TASK DIRECTIONS
Copy out the lines that include the word "heading".

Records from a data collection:
◇ ◇ ◇

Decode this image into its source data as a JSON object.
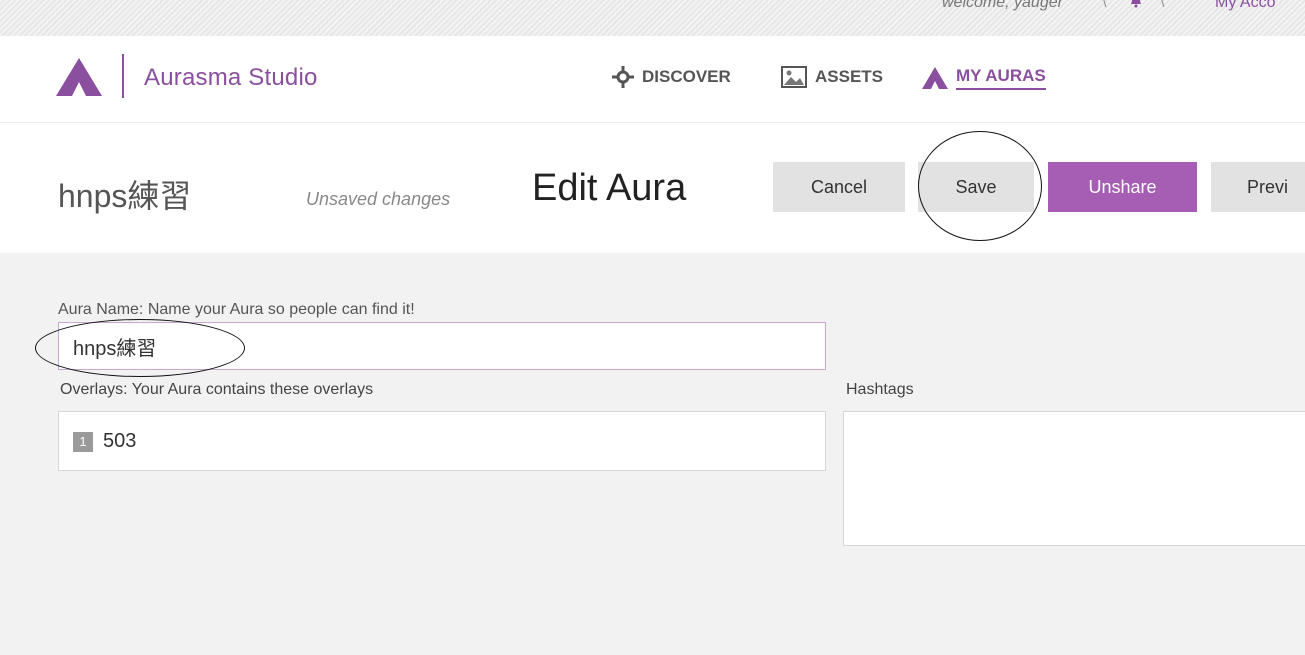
{
  "topbar": {
    "welcome": "welcome, yauger",
    "separator": "\\",
    "account_label": "My Acco"
  },
  "header": {
    "brand": "Aurasma Studio",
    "nav": [
      {
        "label": "DISCOVER",
        "icon": "discover-icon"
      },
      {
        "label": "ASSETS",
        "icon": "image-icon"
      },
      {
        "label": "MY AURAS",
        "icon": "aura-logo-icon",
        "active": true
      }
    ]
  },
  "titlebar": {
    "aura_title": "hnps練習",
    "status": "Unsaved changes",
    "heading": "Edit Aura",
    "buttons": {
      "cancel": "Cancel",
      "save": "Save",
      "unshare": "Unshare",
      "preview": "Previ"
    }
  },
  "form": {
    "name_label": "Aura Name: Name your Aura so people can find it!",
    "name_value": "hnps練習",
    "overlays_label": "Overlays: Your Aura contains these overlays",
    "overlays": [
      {
        "index": "1",
        "name": "503"
      }
    ],
    "hashtags_label": "Hashtags",
    "hashtags_value": ""
  },
  "colors": {
    "brand": "#8a4f9e",
    "unshare_button": "#a55eb3",
    "neutral_button": "#e2e2e2",
    "content_bg": "#f2f2f2"
  }
}
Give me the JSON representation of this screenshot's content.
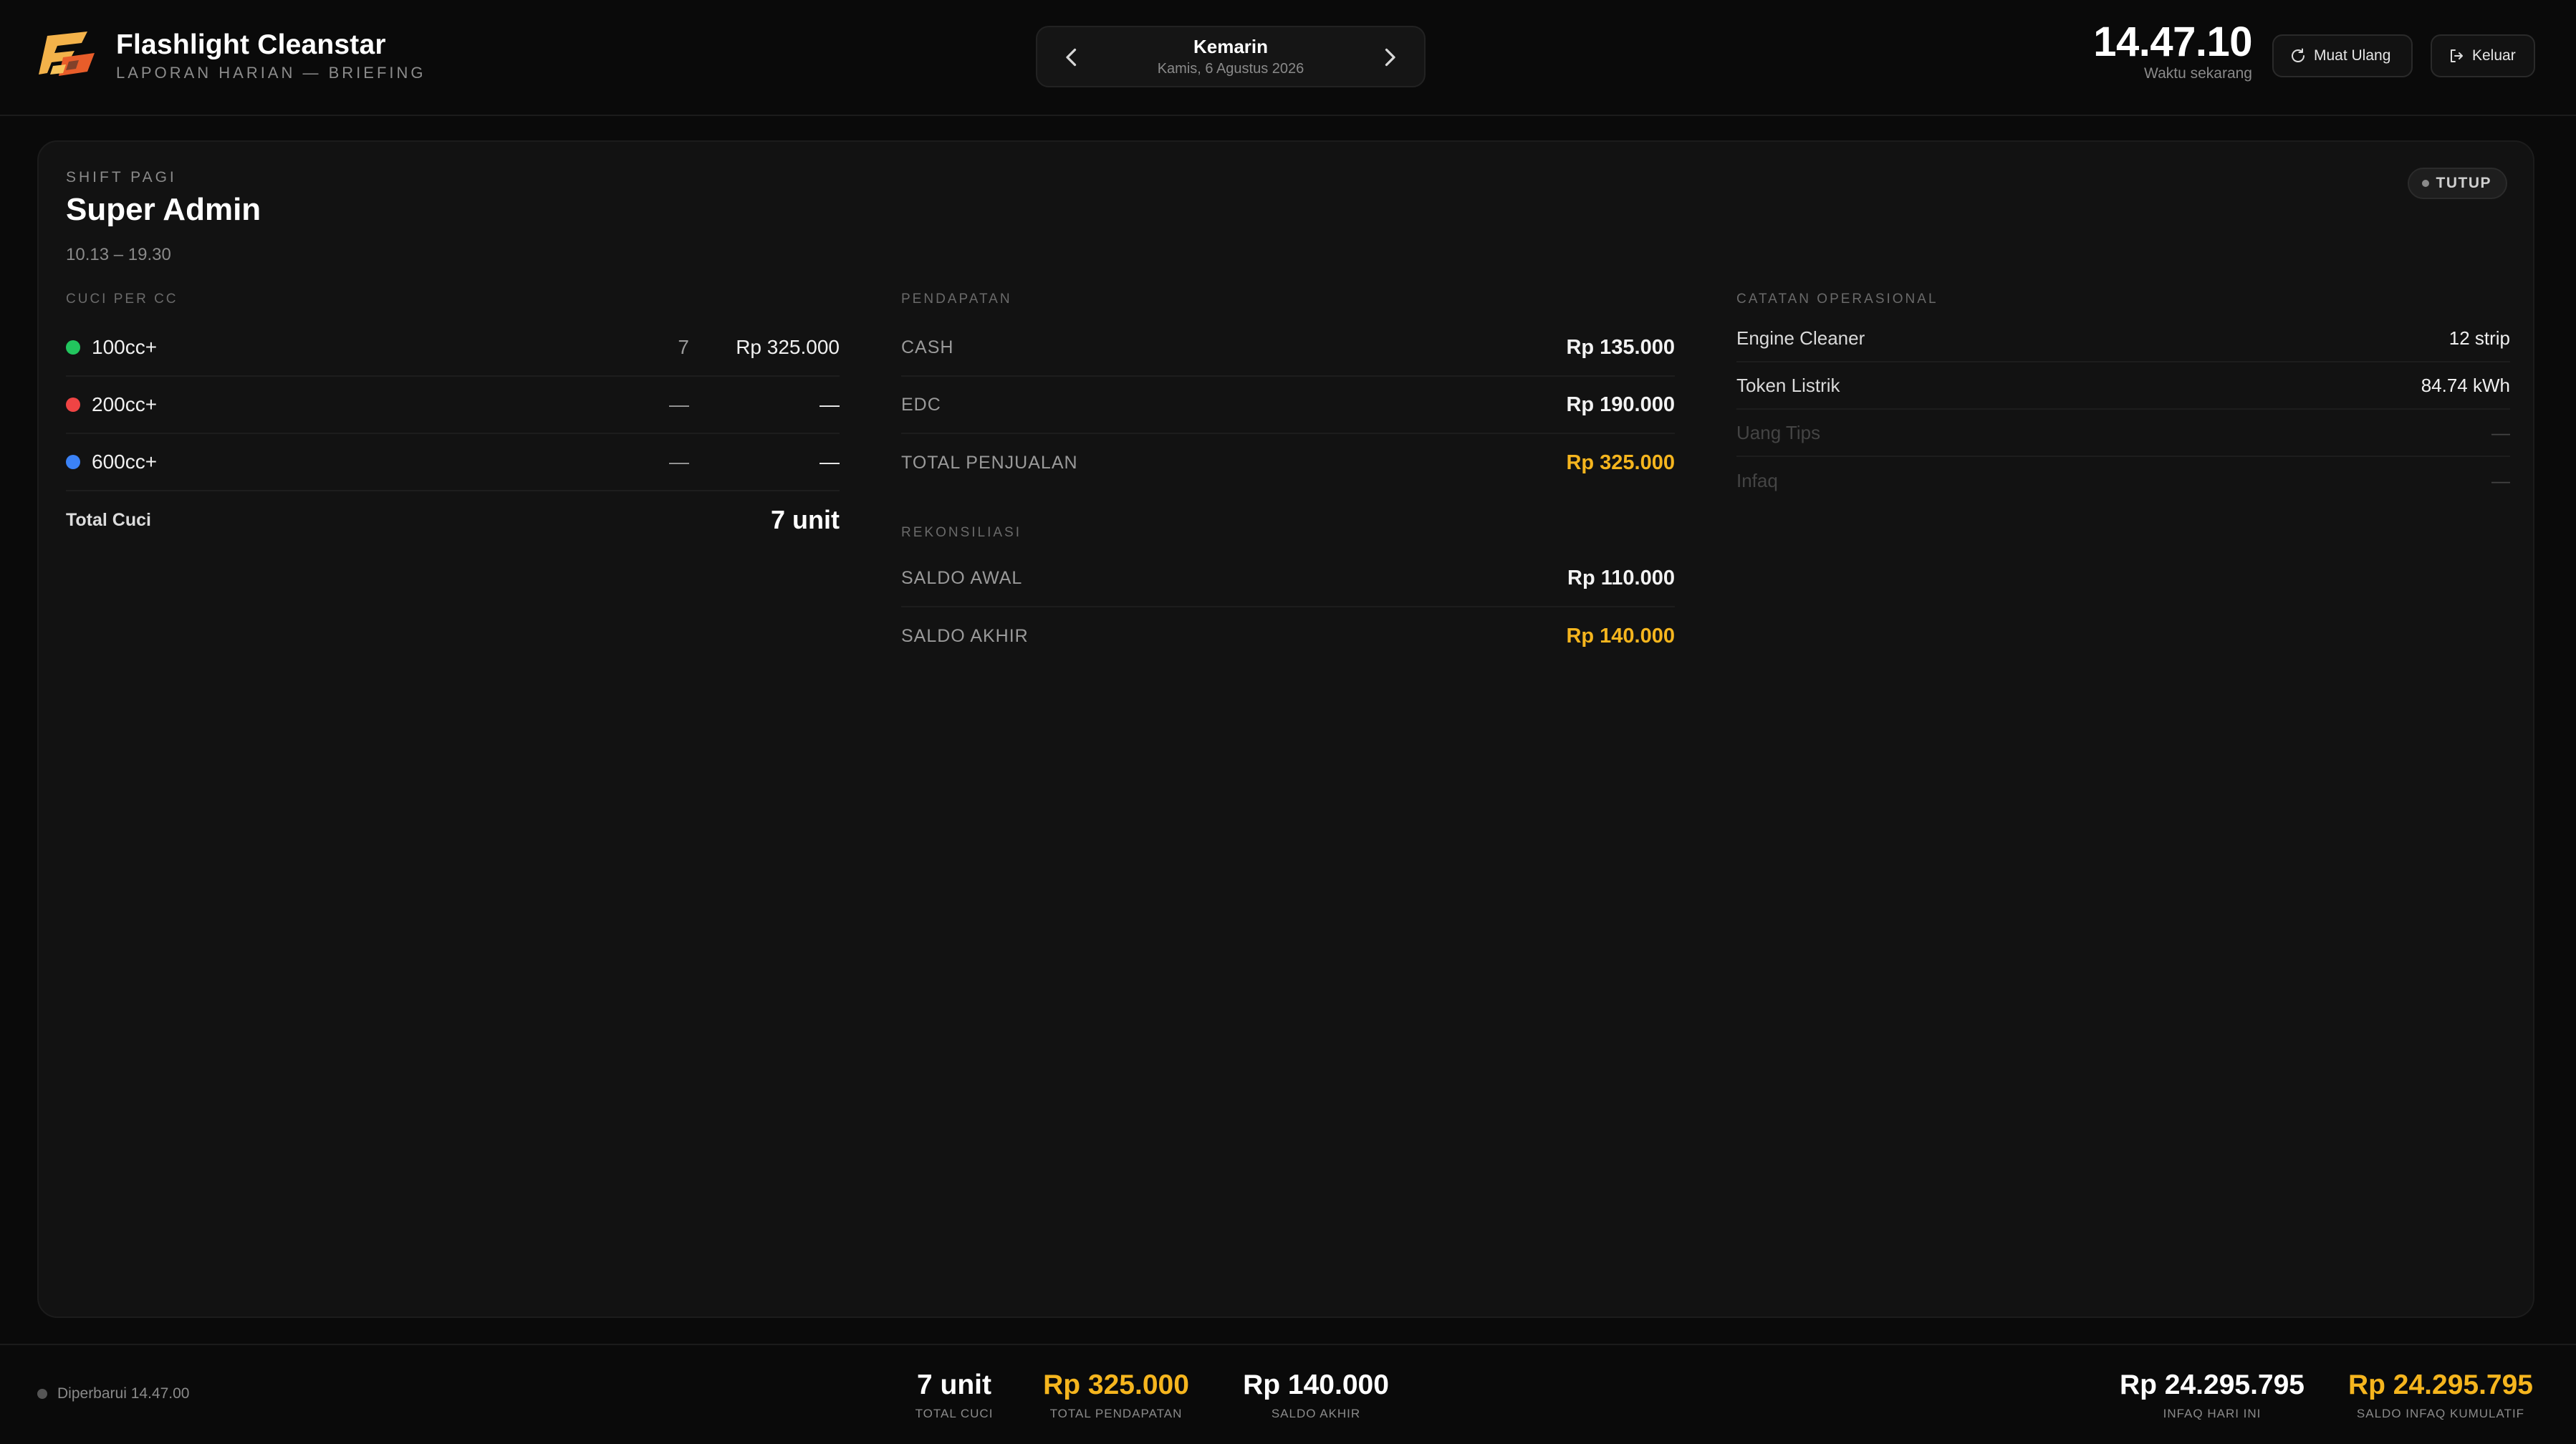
{
  "app": {
    "title": "Flashlight Cleanstar",
    "subtitle": "LAPORAN HARIAN — BRIEFING"
  },
  "date_nav": {
    "label": "Kemarin",
    "date": "Kamis, 6 Agustus 2026"
  },
  "clock": {
    "time": "14.47.10",
    "label": "Waktu sekarang"
  },
  "actions": {
    "reload_label": "Muat Ulang",
    "logout_label": "Keluar"
  },
  "shift": {
    "label": "SHIFT PAGI",
    "name": "Super Admin",
    "time_range": "10.13 – 19.30",
    "status": "TUTUP"
  },
  "cuci": {
    "heading": "CUCI PER CC",
    "rows": [
      {
        "name": "100cc+",
        "count": "7",
        "amount": "Rp 325.000",
        "color": "#22c55e"
      },
      {
        "name": "200cc+",
        "count": "—",
        "amount": "—",
        "color": "#ef4444"
      },
      {
        "name": "600cc+",
        "count": "—",
        "amount": "—",
        "color": "#3b82f6"
      }
    ],
    "total_label": "Total Cuci",
    "total_value": "7 unit"
  },
  "pendapatan": {
    "heading": "PENDAPATAN",
    "rows": [
      {
        "label": "CASH",
        "value": "Rp 135.000"
      },
      {
        "label": "EDC",
        "value": "Rp 190.000"
      },
      {
        "label": "TOTAL PENJUALAN",
        "value": "Rp 325.000"
      }
    ]
  },
  "rekonsiliasi": {
    "heading": "REKONSILIASI",
    "rows": [
      {
        "label": "SALDO AWAL",
        "value": "Rp 110.000"
      },
      {
        "label": "SALDO AKHIR",
        "value": "Rp 140.000"
      }
    ]
  },
  "operasional": {
    "heading": "CATATAN OPERASIONAL",
    "rows": [
      {
        "label": "Engine Cleaner",
        "value": "12 strip"
      },
      {
        "label": "Token Listrik",
        "value": "84.74 kWh"
      },
      {
        "label": "Uang Tips",
        "value": "—"
      },
      {
        "label": "Infaq",
        "value": "—"
      }
    ]
  },
  "footer": {
    "updated": "Diperbarui 14.47.00",
    "stats": [
      {
        "value": "7 unit",
        "label": "TOTAL CUCI"
      },
      {
        "value": "Rp 325.000",
        "label": "TOTAL PENDAPATAN"
      },
      {
        "value": "Rp 140.000",
        "label": "SALDO AKHIR"
      },
      {
        "value": "Rp 24.295.795",
        "label": "INFAQ HARI INI"
      },
      {
        "value": "Rp 24.295.795",
        "label": "SALDO INFAQ KUMULATIF"
      }
    ]
  },
  "colors": {
    "accent_gold": "#f5b51e",
    "background": "#0a0a0a",
    "card": "#121212"
  },
  "icons": {
    "logo": "flashlight-logo-icon",
    "prev": "chevron-left-icon",
    "next": "chevron-right-icon",
    "reload": "refresh-icon",
    "logout": "logout-icon"
  }
}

◇ ◇ ◇

WRITTEN ANSWER
    "heading": "Edit Aura",
    "heading": "CUCI PER CC",
    "heading": "PENDAPATAN",
    "heading": "REKONSILIASI",
    "heading": "CATATAN OPERASIONAL",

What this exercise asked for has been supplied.